(DATA FOR THIS EXERCISE)
%%

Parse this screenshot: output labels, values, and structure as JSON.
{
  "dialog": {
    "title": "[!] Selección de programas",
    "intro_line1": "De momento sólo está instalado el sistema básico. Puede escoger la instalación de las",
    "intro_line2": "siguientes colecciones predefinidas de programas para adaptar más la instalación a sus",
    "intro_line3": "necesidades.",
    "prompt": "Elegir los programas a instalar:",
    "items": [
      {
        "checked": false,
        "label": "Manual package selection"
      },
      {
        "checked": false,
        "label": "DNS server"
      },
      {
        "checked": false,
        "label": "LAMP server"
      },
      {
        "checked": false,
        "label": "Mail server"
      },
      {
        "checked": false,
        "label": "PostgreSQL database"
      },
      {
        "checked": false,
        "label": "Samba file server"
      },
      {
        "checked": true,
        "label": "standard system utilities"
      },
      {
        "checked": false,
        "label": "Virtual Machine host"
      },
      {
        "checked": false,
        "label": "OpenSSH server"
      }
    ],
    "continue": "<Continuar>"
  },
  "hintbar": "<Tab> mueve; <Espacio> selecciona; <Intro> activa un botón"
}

%%
%%

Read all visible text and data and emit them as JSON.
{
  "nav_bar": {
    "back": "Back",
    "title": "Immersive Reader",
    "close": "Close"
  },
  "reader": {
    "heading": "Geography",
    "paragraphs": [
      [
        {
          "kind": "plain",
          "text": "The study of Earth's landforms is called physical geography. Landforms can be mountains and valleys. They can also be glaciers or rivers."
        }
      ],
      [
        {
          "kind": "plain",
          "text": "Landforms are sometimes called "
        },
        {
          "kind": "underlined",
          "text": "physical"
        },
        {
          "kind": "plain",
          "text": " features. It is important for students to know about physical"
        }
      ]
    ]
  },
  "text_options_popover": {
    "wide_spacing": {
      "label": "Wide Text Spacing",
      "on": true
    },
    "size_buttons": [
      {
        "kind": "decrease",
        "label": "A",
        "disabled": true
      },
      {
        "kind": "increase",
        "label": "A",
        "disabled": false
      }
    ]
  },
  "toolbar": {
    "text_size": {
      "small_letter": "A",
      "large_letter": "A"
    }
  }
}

%%

(CHALLENGE) Go through the records above, find every line with the word "physical", and list those lines.

(EXERCISE RESULT)
          "text": "The study of Earth's landforms is called physical geography. Landforms can be mountains and valleys. They can also be glaciers or rivers."
          "text": "physical"
          "text": " features. It is important for students to know about physical"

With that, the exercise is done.